Dr. Wan Inn Loh holds a doctorate in Science Education and is a chartered biologist (Institute of Biology, UK). She has taught courses in Biology, Chemistry, Physics, Mathematics, Science Education, Environmental Education, Cooperative Learning, Curriculum Design, and Multiple Intelligences in the U.S., Singapore, Ireland and Australia. She also designs and trains teachers at camps on Multiple Intelligences and science.

Dr. Loh is a member of the Nature Society (Singapore) and the Malayan Nature Society, and she volunteers with the Singapore Environment Council.

Among her books are Sciencing (a primary school science textbook), Thumbs Up for Earth (a book of environmental education lessons for preschoolers) and Science Made Easy (Pearson). As co-author with Dr. Jacobs, she has published Little Observers and Little Sammy (two sets of readers for preschoolers), and Grammar in Use (a series of content-based activity books for learning grammar and topics such as ecology).

Dr. George Jacobs holds a doctorate in Educational Psychology. He has taught courses in English, Cooperative Learning, Curriculum Design, Environmental Education, and Multiple Intelligences in the U.S., Thailand, Singapore, Nicaragua and China.

Dataset entries:

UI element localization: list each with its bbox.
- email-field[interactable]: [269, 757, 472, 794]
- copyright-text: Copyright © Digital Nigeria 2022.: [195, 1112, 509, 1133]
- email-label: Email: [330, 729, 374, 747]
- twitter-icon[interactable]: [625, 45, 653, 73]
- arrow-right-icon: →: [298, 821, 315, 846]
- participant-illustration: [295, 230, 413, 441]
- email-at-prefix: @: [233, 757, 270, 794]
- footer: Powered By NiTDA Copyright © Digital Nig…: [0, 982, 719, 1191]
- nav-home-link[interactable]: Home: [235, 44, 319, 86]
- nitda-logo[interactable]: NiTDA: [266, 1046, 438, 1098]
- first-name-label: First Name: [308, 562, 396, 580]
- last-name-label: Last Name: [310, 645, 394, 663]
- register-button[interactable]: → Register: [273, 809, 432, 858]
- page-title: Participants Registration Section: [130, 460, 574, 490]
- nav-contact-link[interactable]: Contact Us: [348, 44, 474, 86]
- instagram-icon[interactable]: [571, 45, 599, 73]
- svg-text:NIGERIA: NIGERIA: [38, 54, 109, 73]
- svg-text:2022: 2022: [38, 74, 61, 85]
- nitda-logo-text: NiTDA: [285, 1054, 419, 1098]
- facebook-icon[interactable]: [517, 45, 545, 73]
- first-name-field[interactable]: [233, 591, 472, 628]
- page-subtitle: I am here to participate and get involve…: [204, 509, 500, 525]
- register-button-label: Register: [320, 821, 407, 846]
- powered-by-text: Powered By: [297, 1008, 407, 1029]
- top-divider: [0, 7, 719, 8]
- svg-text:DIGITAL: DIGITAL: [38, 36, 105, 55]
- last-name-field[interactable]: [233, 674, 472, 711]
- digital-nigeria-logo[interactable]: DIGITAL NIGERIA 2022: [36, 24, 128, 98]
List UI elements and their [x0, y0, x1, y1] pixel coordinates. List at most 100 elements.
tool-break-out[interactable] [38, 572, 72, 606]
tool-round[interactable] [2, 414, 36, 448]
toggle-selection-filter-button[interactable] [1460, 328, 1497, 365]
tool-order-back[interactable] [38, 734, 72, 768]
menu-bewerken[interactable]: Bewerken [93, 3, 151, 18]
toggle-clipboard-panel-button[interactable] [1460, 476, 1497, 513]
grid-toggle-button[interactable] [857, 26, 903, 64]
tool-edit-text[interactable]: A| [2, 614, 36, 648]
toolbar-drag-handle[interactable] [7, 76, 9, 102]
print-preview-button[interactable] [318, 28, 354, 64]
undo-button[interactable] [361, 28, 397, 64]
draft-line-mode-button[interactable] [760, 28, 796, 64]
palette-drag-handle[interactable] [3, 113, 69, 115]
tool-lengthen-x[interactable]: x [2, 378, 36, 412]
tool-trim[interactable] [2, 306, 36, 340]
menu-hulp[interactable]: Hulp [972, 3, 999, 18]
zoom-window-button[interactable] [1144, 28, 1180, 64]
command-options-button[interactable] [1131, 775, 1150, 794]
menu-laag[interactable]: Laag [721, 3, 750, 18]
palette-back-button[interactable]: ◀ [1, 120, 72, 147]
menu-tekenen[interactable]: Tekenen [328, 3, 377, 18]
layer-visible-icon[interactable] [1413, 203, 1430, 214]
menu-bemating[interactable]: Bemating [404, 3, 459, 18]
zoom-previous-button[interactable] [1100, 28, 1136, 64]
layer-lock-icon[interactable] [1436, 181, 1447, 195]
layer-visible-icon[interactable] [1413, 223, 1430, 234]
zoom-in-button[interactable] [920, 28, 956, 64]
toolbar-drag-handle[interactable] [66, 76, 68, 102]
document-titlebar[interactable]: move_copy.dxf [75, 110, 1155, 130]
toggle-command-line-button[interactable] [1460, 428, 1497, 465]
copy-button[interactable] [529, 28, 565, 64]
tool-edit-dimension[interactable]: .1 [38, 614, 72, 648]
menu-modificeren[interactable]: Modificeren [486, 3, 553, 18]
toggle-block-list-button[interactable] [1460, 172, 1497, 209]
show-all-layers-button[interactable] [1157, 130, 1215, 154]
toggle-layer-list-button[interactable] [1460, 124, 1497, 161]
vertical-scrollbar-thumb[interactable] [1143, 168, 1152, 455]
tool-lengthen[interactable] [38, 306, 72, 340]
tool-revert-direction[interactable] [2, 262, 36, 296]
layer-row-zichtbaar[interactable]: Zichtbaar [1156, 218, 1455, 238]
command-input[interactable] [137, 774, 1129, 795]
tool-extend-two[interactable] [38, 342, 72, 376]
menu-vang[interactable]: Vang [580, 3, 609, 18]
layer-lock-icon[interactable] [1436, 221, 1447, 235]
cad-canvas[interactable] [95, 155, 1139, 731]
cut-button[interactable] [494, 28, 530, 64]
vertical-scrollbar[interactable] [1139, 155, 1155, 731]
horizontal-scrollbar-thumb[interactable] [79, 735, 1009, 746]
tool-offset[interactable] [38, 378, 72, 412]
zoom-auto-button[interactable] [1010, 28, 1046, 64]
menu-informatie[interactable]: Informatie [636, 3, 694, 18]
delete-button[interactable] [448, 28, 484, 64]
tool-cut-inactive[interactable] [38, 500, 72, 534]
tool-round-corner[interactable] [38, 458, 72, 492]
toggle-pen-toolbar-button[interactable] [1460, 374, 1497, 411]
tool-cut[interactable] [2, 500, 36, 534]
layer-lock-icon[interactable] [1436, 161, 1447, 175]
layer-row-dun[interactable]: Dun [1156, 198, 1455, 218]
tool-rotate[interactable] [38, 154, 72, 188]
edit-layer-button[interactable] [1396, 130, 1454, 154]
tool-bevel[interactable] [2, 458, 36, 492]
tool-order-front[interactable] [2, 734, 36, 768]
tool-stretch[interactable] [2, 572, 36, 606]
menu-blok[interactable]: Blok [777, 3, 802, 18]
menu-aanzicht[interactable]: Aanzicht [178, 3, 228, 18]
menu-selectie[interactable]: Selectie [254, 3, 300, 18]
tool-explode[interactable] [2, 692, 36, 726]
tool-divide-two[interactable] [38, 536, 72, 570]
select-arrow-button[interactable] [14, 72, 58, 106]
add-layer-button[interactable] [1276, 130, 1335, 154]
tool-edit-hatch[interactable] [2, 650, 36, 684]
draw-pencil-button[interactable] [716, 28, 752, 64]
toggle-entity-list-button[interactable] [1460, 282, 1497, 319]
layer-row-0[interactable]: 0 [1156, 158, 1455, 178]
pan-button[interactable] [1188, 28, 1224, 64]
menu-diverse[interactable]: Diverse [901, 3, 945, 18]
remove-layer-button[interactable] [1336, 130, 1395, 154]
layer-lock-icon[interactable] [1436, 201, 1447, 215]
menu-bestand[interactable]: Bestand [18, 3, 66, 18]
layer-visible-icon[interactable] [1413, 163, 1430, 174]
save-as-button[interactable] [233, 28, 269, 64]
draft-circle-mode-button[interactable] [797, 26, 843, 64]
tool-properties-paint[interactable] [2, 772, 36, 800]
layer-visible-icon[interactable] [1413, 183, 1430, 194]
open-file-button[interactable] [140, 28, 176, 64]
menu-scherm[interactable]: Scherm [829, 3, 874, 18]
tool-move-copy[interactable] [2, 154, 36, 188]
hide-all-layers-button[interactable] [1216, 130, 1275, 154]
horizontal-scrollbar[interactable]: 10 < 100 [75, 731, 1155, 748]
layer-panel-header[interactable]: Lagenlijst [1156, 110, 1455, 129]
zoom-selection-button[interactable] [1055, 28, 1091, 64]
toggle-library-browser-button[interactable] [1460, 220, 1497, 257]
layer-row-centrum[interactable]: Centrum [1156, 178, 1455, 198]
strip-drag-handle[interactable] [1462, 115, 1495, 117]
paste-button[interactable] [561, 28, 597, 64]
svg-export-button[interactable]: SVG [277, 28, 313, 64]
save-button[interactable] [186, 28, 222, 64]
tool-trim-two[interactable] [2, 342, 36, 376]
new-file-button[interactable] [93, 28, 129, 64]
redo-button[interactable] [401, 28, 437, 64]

• **AIM OF THE TASK**
Please print everything in the author bios from "Dr. Wan Inn" down to "Singapore Environment Council.".

• **RESULT FOR THIS TASK**
Dr. Wan Inn Loh holds a doctorate in Science Education and is a chartered biologist (Institute of Biology, UK). She has taught courses in Biology, Chemistry, Physics, Mathematics, Science Education, Environmental Education, Cooperative Learning, Curriculum Design, and Multiple Intelligences in the U.S., Singapore, Ireland and Australia. She also designs and trains teachers at camps on Multiple Intelligences and science.

Dr. Loh is a member of the Nature Society (Singapore) and the Malayan Nature Society, and she volunteers with the Singapore Environment Council.